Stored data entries
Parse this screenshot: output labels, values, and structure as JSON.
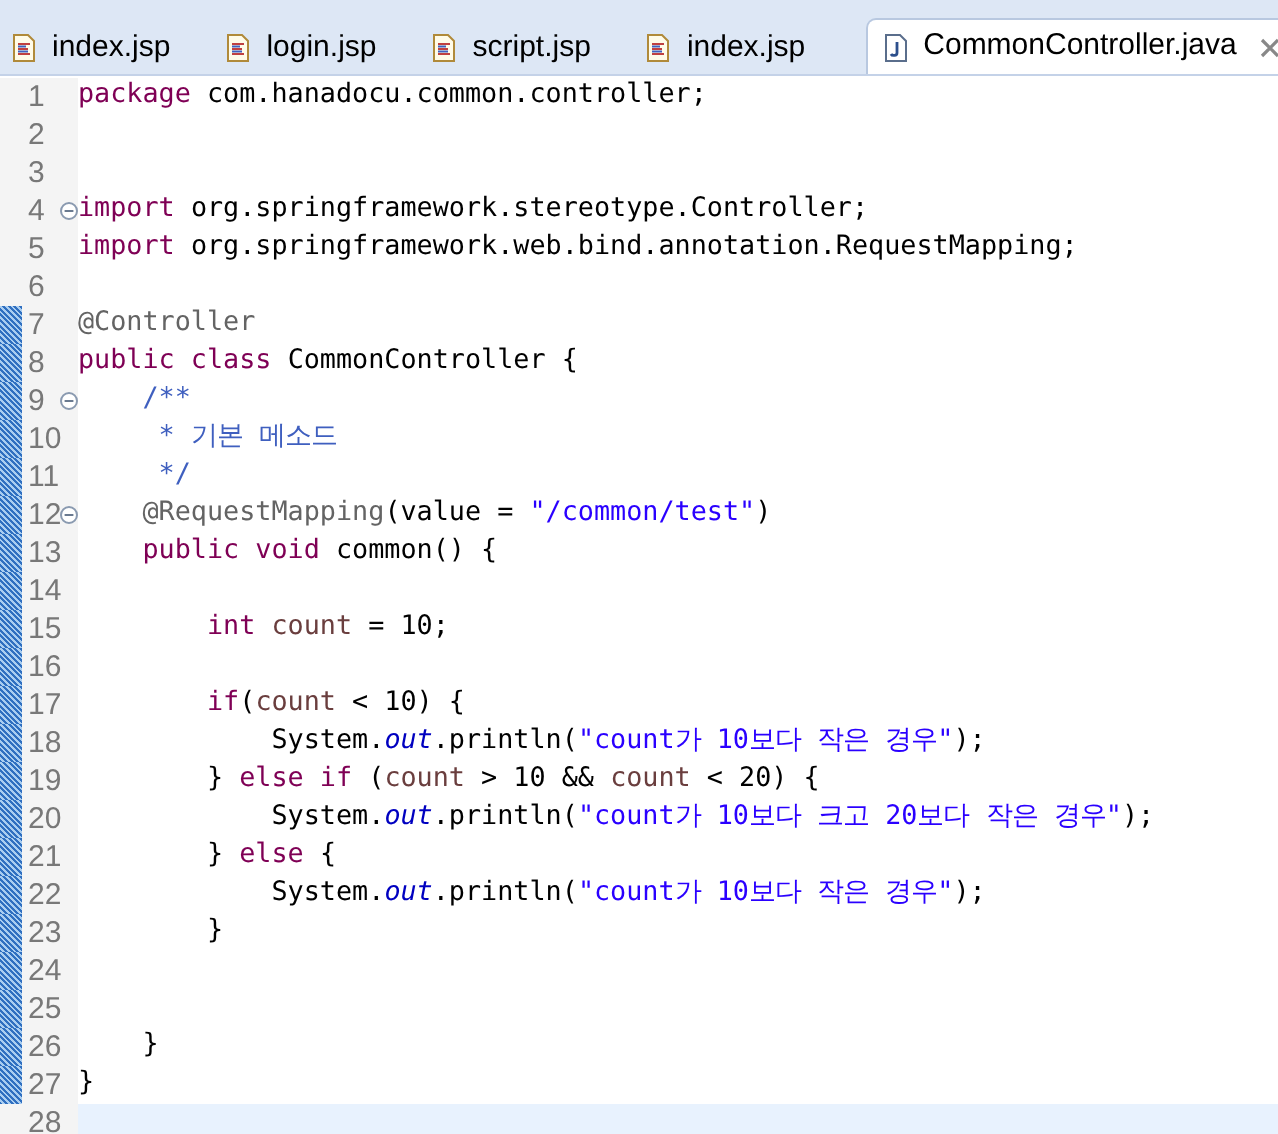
{
  "tabs": [
    {
      "label": "index.jsp",
      "kind": "jsp",
      "selected": false
    },
    {
      "label": "login.jsp",
      "kind": "jsp",
      "selected": false
    },
    {
      "label": "script.jsp",
      "kind": "jsp",
      "selected": false
    },
    {
      "label": "index.jsp",
      "kind": "jsp",
      "selected": false
    },
    {
      "label": "CommonController.java",
      "kind": "java",
      "selected": true
    }
  ],
  "editor": {
    "lines": [
      {
        "number": "1",
        "fold": false,
        "changed": false,
        "current": false,
        "tokens": [
          {
            "kind": "keyword",
            "text": "package "
          },
          {
            "kind": "plain",
            "text": "com.hanadocu.common.controller;"
          }
        ]
      },
      {
        "number": "2",
        "fold": false,
        "changed": false,
        "current": false
      },
      {
        "number": "3",
        "fold": false,
        "changed": false,
        "current": false
      },
      {
        "number": "4",
        "fold": true,
        "changed": false,
        "current": false,
        "tokens": [
          {
            "kind": "keyword",
            "text": "import "
          },
          {
            "kind": "plain",
            "text": "org.springframework.stereotype.Controller;"
          }
        ]
      },
      {
        "number": "5",
        "fold": false,
        "changed": false,
        "current": false,
        "tokens": [
          {
            "kind": "keyword",
            "text": "import "
          },
          {
            "kind": "plain",
            "text": "org.springframework.web.bind.annotation.RequestMapping;"
          }
        ]
      },
      {
        "number": "6",
        "fold": false,
        "changed": false,
        "current": false
      },
      {
        "number": "7",
        "fold": false,
        "changed": true,
        "current": false,
        "tokens": [
          {
            "kind": "annotation",
            "text": "@Controller"
          }
        ]
      },
      {
        "number": "8",
        "fold": false,
        "changed": true,
        "current": false,
        "tokens": [
          {
            "kind": "keyword",
            "text": "public class "
          },
          {
            "kind": "plain",
            "text": "CommonController {"
          }
        ]
      },
      {
        "number": "9",
        "fold": true,
        "changed": true,
        "current": false,
        "tokens": [
          {
            "kind": "comment",
            "text": "    /**"
          }
        ]
      },
      {
        "number": "10",
        "fold": false,
        "changed": true,
        "current": false,
        "tokens": [
          {
            "kind": "comment",
            "text": "     * 기본 메소드"
          }
        ]
      },
      {
        "number": "11",
        "fold": false,
        "changed": true,
        "current": false,
        "tokens": [
          {
            "kind": "comment",
            "text": "     */"
          }
        ]
      },
      {
        "number": "12",
        "fold": true,
        "changed": true,
        "current": false,
        "tokens": [
          {
            "kind": "annotation",
            "text": "    @RequestMapping"
          },
          {
            "kind": "plain",
            "text": "(value = "
          },
          {
            "kind": "string",
            "text": "\"/common/test\""
          },
          {
            "kind": "plain",
            "text": ")"
          }
        ]
      },
      {
        "number": "13",
        "fold": false,
        "changed": true,
        "current": false,
        "tokens": [
          {
            "kind": "keyword",
            "text": "    public void "
          },
          {
            "kind": "plain",
            "text": "common() {"
          }
        ]
      },
      {
        "number": "14",
        "fold": false,
        "changed": true,
        "current": false
      },
      {
        "number": "15",
        "fold": false,
        "changed": true,
        "current": false,
        "tokens": [
          {
            "kind": "keyword",
            "text": "        int "
          },
          {
            "kind": "variable",
            "text": "count"
          },
          {
            "kind": "plain",
            "text": " = 10;"
          }
        ]
      },
      {
        "number": "16",
        "fold": false,
        "changed": true,
        "current": false
      },
      {
        "number": "17",
        "fold": false,
        "changed": true,
        "current": false,
        "tokens": [
          {
            "kind": "keyword",
            "text": "        if"
          },
          {
            "kind": "plain",
            "text": "("
          },
          {
            "kind": "variable",
            "text": "count"
          },
          {
            "kind": "plain",
            "text": " < 10) {"
          }
        ]
      },
      {
        "number": "18",
        "fold": false,
        "changed": true,
        "current": false,
        "tokens": [
          {
            "kind": "plain",
            "text": "            System."
          },
          {
            "kind": "field",
            "text": "out"
          },
          {
            "kind": "plain",
            "text": ".println("
          },
          {
            "kind": "string",
            "text": "\"count가 10보다 작은 경우\""
          },
          {
            "kind": "plain",
            "text": ");"
          }
        ]
      },
      {
        "number": "19",
        "fold": false,
        "changed": true,
        "current": false,
        "tokens": [
          {
            "kind": "plain",
            "text": "        } "
          },
          {
            "kind": "keyword",
            "text": "else if "
          },
          {
            "kind": "plain",
            "text": "("
          },
          {
            "kind": "variable",
            "text": "count"
          },
          {
            "kind": "plain",
            "text": " > 10 && "
          },
          {
            "kind": "variable",
            "text": "count"
          },
          {
            "kind": "plain",
            "text": " < 20) {"
          }
        ]
      },
      {
        "number": "20",
        "fold": false,
        "changed": true,
        "current": false,
        "tokens": [
          {
            "kind": "plain",
            "text": "            System."
          },
          {
            "kind": "field",
            "text": "out"
          },
          {
            "kind": "plain",
            "text": ".println("
          },
          {
            "kind": "string",
            "text": "\"count가 10보다 크고 20보다 작은 경우\""
          },
          {
            "kind": "plain",
            "text": ");"
          }
        ]
      },
      {
        "number": "21",
        "fold": false,
        "changed": true,
        "current": false,
        "tokens": [
          {
            "kind": "plain",
            "text": "        } "
          },
          {
            "kind": "keyword",
            "text": "else "
          },
          {
            "kind": "plain",
            "text": "{"
          }
        ]
      },
      {
        "number": "22",
        "fold": false,
        "changed": true,
        "current": false,
        "tokens": [
          {
            "kind": "plain",
            "text": "            System."
          },
          {
            "kind": "field",
            "text": "out"
          },
          {
            "kind": "plain",
            "text": ".println("
          },
          {
            "kind": "string",
            "text": "\"count가 10보다 작은 경우\""
          },
          {
            "kind": "plain",
            "text": ");"
          }
        ]
      },
      {
        "number": "23",
        "fold": false,
        "changed": true,
        "current": false,
        "tokens": [
          {
            "kind": "plain",
            "text": "        }"
          }
        ]
      },
      {
        "number": "24",
        "fold": false,
        "changed": true,
        "current": false
      },
      {
        "number": "25",
        "fold": false,
        "changed": true,
        "current": false
      },
      {
        "number": "26",
        "fold": false,
        "changed": true,
        "current": false,
        "tokens": [
          {
            "kind": "plain",
            "text": "    }"
          }
        ]
      },
      {
        "number": "27",
        "fold": false,
        "changed": true,
        "current": false,
        "tokens": [
          {
            "kind": "plain",
            "text": "}"
          }
        ]
      },
      {
        "number": "28",
        "fold": false,
        "changed": false,
        "current": true
      }
    ]
  }
}
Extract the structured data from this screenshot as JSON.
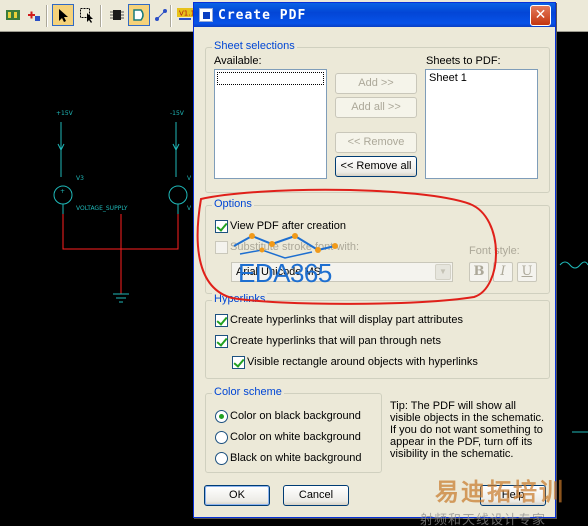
{
  "background": {
    "toolbar": {
      "icons": [
        "schematic-icon",
        "add-part-icon",
        "select-arrow-icon",
        "select-area-icon",
        "chip-icon",
        "logic-gate-icon",
        "probe-icon",
        "wire-icon",
        "voltage-marker-icon"
      ]
    },
    "schematic": {
      "net_left": "+15V",
      "net_right": "-15V",
      "source_left_ref": "V3",
      "source_right_ref": "V",
      "source_left_value": "VOLTAGE_SUPPLY",
      "source_right_value": "V",
      "wire_color": "#ff2020",
      "net_color": "#1fb8b8"
    }
  },
  "dialog": {
    "title": "Create PDF",
    "close_label": "✕",
    "sheet_selections": {
      "title": "Sheet selections",
      "available_label": "Available:",
      "available_items": [],
      "sheets_label": "Sheets to PDF:",
      "sheets_items": [
        "Sheet 1"
      ],
      "add_label": "Add >>",
      "add_all_label": "Add all >>",
      "remove_label": "<< Remove",
      "remove_all_label": "<< Remove all"
    },
    "options": {
      "title": "Options",
      "view_pdf_label": "View PDF after creation",
      "view_pdf_checked": true,
      "substitute_label": "Substitute stroke font with:",
      "substitute_checked": false,
      "font_value": "Arial Unicode MS",
      "font_style_label": "Font style:",
      "bold_label": "B",
      "italic_label": "I",
      "underline_label": "U"
    },
    "hyperlinks": {
      "title": "Hyperlinks",
      "items": [
        {
          "label": "Create hyperlinks that will display part attributes",
          "checked": true
        },
        {
          "label": "Create hyperlinks that will pan through nets",
          "checked": true
        },
        {
          "label": "Visible rectangle around objects with hyperlinks",
          "checked": true
        }
      ]
    },
    "color_scheme": {
      "title": "Color scheme",
      "options": [
        {
          "label": "Color on black background",
          "selected": true
        },
        {
          "label": "Color on white background",
          "selected": false
        },
        {
          "label": "Black on white background",
          "selected": false
        }
      ]
    },
    "tip": "Tip: The PDF will show all\nvisible objects in the schematic.\nIf you do not want something to\nappear in the PDF, turn off its\nvisibility in the schematic.",
    "ok_label": "OK",
    "cancel_label": "Cancel",
    "help_label": "Help"
  },
  "overlay": {
    "annotation_color": "#e0201a",
    "logo_text": "EDA365",
    "watermark_top": "易迪拓培训",
    "watermark_bottom": "射频和天线设计专家"
  }
}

_PROBLEM_
From the listing above, copy every line that holds the string "java".

_FULL ANSWER_
      "label": "CommonController.java",
      "kind": "java",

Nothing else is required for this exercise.